>> Begin

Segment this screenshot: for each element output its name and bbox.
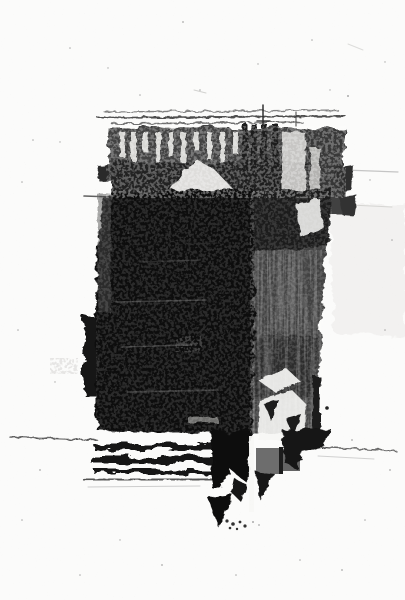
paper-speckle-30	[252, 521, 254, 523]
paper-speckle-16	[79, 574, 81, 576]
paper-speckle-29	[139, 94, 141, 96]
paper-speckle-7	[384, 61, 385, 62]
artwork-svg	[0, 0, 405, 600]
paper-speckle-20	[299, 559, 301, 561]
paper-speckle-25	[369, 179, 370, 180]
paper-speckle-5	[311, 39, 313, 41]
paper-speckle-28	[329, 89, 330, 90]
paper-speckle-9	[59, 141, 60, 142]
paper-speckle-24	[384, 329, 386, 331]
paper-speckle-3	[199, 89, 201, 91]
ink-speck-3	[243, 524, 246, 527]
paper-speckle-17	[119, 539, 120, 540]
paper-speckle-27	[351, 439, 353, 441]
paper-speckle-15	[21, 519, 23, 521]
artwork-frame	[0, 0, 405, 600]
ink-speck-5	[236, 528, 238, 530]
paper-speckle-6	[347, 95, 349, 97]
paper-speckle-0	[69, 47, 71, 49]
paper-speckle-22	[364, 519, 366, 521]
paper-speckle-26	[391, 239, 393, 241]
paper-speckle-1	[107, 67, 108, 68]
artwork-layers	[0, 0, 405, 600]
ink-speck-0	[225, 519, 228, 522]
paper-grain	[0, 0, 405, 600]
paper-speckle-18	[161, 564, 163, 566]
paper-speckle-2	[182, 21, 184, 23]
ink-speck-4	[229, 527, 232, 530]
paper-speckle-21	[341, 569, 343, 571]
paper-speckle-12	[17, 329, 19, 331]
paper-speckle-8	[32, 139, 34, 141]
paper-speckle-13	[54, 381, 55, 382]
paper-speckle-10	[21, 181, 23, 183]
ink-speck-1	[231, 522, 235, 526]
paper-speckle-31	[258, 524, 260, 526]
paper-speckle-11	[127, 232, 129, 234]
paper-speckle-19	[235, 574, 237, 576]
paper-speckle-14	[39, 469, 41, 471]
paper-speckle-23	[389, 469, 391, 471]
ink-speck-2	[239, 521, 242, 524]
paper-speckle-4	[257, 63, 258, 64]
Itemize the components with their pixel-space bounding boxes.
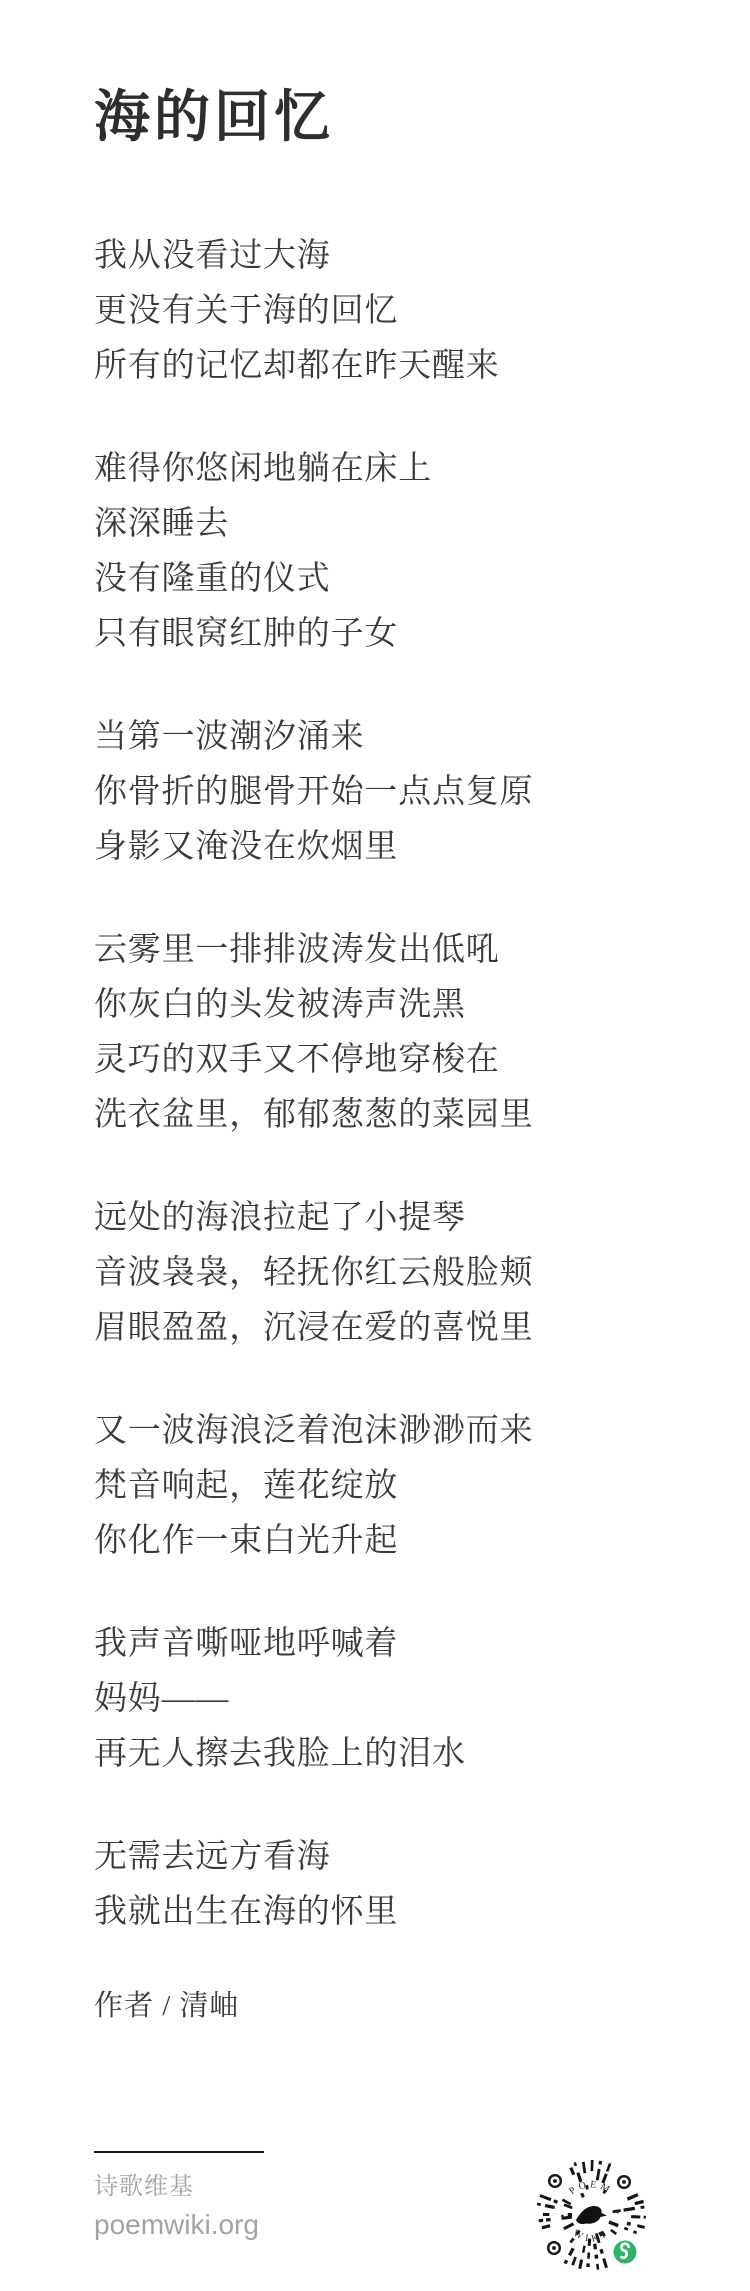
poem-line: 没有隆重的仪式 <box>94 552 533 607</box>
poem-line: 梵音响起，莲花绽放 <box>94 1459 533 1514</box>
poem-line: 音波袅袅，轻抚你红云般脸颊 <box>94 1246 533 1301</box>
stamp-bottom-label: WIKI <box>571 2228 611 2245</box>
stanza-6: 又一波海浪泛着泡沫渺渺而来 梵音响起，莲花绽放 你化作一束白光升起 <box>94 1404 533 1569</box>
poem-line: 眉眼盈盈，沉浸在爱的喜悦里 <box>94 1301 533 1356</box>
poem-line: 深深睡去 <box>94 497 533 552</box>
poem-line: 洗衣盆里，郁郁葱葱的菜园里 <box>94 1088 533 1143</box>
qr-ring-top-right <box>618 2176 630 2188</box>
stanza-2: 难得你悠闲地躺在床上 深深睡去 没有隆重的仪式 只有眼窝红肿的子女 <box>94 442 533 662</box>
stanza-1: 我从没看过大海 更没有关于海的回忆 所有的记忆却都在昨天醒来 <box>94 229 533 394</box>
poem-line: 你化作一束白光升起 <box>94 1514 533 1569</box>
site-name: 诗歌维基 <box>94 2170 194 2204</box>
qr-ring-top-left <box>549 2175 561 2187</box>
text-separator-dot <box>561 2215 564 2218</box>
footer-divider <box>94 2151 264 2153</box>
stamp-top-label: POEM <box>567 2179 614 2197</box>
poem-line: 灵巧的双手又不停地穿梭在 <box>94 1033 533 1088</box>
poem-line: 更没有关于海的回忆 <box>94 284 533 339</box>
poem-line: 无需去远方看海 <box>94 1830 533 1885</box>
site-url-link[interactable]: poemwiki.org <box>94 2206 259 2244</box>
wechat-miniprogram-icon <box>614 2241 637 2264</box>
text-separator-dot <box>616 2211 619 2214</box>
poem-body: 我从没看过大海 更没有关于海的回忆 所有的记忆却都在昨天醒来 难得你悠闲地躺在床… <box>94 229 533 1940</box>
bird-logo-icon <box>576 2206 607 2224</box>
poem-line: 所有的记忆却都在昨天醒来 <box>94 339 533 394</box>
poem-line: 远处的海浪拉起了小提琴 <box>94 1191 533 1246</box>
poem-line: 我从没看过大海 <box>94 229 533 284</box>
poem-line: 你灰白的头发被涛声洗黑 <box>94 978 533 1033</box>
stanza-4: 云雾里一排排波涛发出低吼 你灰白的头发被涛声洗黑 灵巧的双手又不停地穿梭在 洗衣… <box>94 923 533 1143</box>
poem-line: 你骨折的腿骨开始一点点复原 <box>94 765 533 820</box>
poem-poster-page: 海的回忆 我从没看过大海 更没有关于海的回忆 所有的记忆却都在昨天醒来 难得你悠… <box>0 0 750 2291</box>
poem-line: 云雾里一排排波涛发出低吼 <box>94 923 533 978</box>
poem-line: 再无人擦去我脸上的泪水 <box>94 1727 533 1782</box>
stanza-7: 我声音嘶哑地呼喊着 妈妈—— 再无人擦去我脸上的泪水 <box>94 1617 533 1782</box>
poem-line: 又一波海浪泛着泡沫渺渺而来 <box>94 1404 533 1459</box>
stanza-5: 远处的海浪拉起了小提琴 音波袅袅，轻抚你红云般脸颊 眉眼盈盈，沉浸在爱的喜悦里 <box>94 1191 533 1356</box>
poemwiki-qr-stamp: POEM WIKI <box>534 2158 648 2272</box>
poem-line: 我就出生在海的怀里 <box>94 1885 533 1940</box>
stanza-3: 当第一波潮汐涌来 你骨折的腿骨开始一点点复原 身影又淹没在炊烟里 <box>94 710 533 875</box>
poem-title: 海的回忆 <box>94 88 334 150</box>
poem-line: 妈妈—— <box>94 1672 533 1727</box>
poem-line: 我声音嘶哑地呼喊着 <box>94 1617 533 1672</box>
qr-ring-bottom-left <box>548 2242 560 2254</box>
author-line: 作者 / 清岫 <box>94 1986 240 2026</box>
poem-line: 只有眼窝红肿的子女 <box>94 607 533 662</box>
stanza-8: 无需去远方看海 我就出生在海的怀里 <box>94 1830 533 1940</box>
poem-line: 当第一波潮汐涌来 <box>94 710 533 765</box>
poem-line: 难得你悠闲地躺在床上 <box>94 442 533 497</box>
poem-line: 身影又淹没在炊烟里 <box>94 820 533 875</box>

>> End
>> Begin

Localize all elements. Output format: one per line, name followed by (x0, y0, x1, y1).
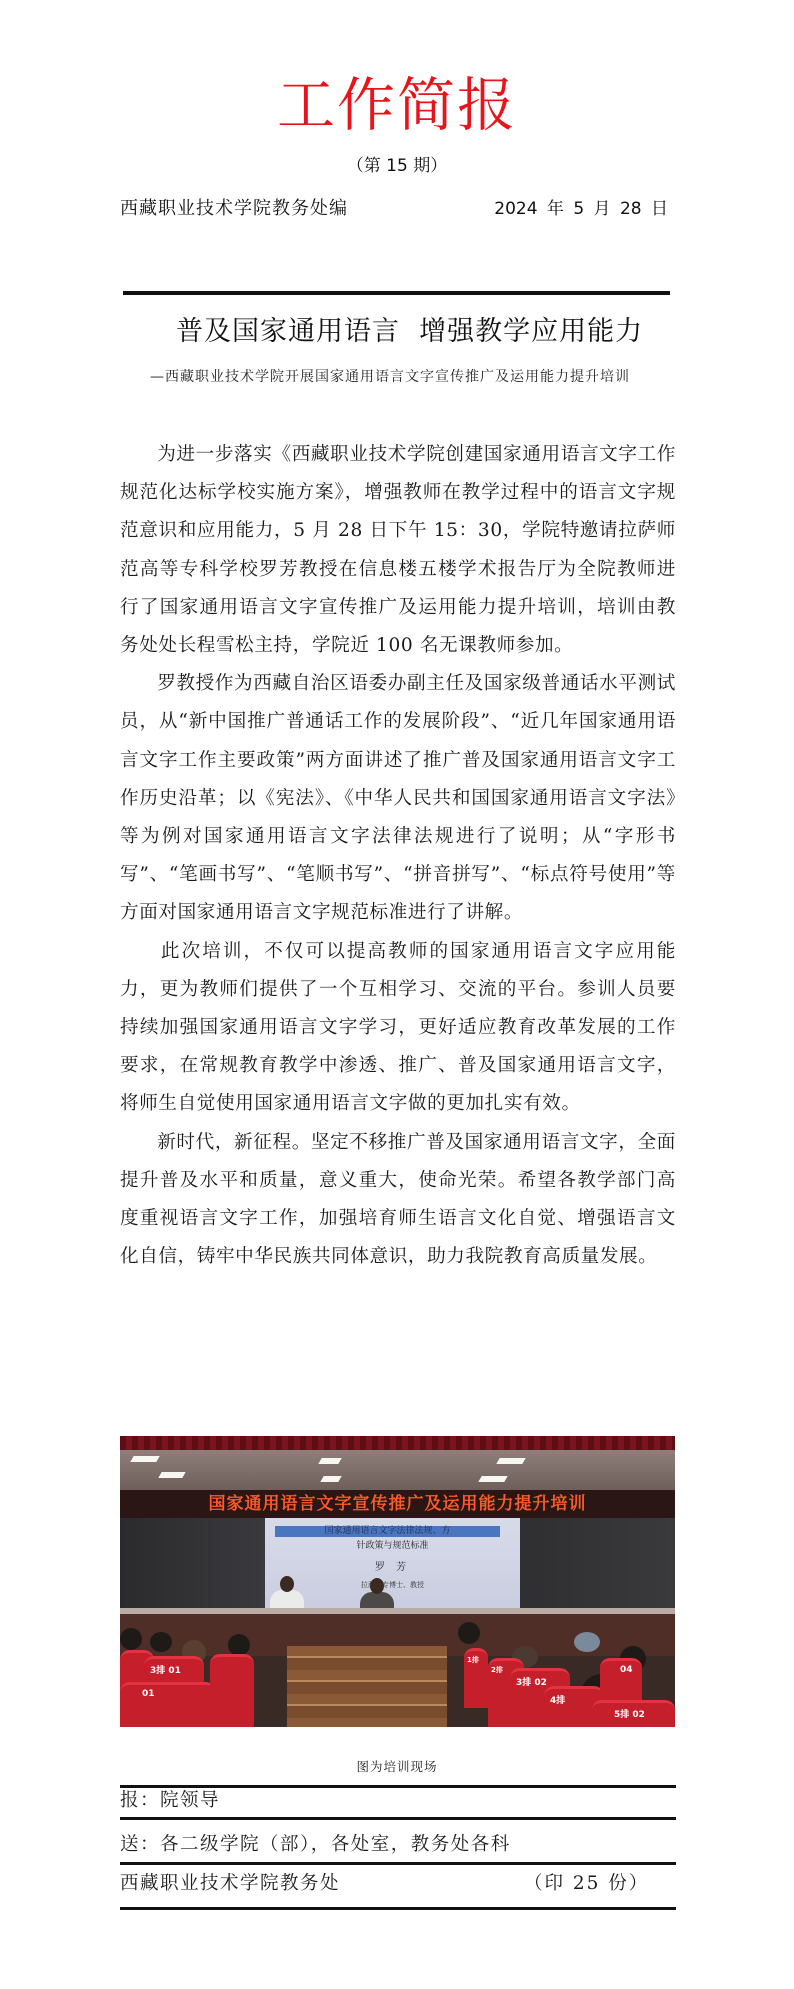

>> End
>> Begin

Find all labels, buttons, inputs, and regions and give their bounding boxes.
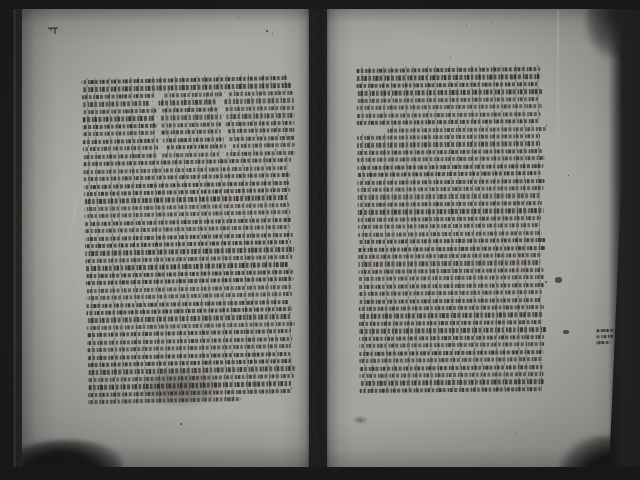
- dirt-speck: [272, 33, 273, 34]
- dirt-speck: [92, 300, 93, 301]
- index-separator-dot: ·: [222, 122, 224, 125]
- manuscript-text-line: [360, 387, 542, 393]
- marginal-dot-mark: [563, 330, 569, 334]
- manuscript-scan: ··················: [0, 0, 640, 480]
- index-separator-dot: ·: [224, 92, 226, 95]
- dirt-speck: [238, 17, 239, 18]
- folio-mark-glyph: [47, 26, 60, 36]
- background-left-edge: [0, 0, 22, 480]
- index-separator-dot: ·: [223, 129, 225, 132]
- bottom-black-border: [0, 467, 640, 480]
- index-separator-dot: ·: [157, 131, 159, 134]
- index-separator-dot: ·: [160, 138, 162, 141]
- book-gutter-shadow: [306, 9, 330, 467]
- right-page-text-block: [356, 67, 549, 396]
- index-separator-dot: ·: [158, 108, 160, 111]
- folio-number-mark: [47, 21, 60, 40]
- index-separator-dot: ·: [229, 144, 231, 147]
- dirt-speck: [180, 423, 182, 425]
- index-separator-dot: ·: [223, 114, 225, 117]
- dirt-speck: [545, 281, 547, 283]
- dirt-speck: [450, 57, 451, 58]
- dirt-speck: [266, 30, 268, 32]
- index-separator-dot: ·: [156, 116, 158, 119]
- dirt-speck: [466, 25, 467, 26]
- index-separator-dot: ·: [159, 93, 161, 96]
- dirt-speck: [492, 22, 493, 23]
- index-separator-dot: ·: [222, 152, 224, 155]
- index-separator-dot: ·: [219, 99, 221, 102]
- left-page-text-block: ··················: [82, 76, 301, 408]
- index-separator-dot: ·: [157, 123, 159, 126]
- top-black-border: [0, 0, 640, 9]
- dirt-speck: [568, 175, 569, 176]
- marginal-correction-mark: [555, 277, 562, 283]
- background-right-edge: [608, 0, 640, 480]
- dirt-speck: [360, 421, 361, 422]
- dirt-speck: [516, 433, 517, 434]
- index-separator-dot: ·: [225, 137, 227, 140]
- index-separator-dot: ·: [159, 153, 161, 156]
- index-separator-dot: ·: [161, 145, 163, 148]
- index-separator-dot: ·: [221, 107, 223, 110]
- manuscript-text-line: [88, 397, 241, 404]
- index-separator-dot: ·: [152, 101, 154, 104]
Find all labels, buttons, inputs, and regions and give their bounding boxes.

>> End

_Task to carry out_. Reproduce the entries verbatim from the line holding "Itemize the components" through the line holding "poem-line: 所有的记忆却都在昨天醒来 <box>94", both included, and leave out any pictures.

_Complete response_.
Itemize the components with their pixel-space bounding boxes.
poem-line: 没有隆重的仪式 <box>94 552 533 607</box>
poem-line: 梵音响起，莲花绽放 <box>94 1459 533 1514</box>
poem-line: 音波袅袅，轻抚你红云般脸颊 <box>94 1246 533 1301</box>
stamp-bottom-label: WIKI <box>571 2228 611 2245</box>
stanza-6: 又一波海浪泛着泡沫渺渺而来 梵音响起，莲花绽放 你化作一束白光升起 <box>94 1404 533 1569</box>
poem-line: 眉眼盈盈，沉浸在爱的喜悦里 <box>94 1301 533 1356</box>
poem-line: 深深睡去 <box>94 497 533 552</box>
poem-line: 洗衣盆里，郁郁葱葱的菜园里 <box>94 1088 533 1143</box>
qr-ring-top-right <box>618 2176 630 2188</box>
stanza-2: 难得你悠闲地躺在床上 深深睡去 没有隆重的仪式 只有眼窝红肿的子女 <box>94 442 533 662</box>
stanza-1: 我从没看过大海 更没有关于海的回忆 所有的记忆却都在昨天醒来 <box>94 229 533 394</box>
poem-line: 你化作一束白光升起 <box>94 1514 533 1569</box>
site-name: 诗歌维基 <box>94 2170 194 2204</box>
qr-ring-top-left <box>549 2175 561 2187</box>
text-separator-dot <box>561 2215 564 2218</box>
footer-divider <box>94 2151 264 2153</box>
stamp-top-label: POEM <box>567 2179 614 2197</box>
poem-line: 灵巧的双手又不停地穿梭在 <box>94 1033 533 1088</box>
poem-line: 更没有关于海的回忆 <box>94 284 533 339</box>
poem-line: 无需去远方看海 <box>94 1830 533 1885</box>
site-url-link[interactable]: poemwiki.org <box>94 2206 259 2244</box>
wechat-miniprogram-icon <box>614 2241 637 2264</box>
text-separator-dot <box>616 2211 619 2214</box>
poem-body: 我从没看过大海 更没有关于海的回忆 所有的记忆却都在昨天醒来 难得你悠闲地躺在床… <box>94 229 533 1940</box>
bird-logo-icon <box>576 2206 607 2224</box>
poem-line: 所有的记忆却都在昨天醒来 <box>94 339 533 394</box>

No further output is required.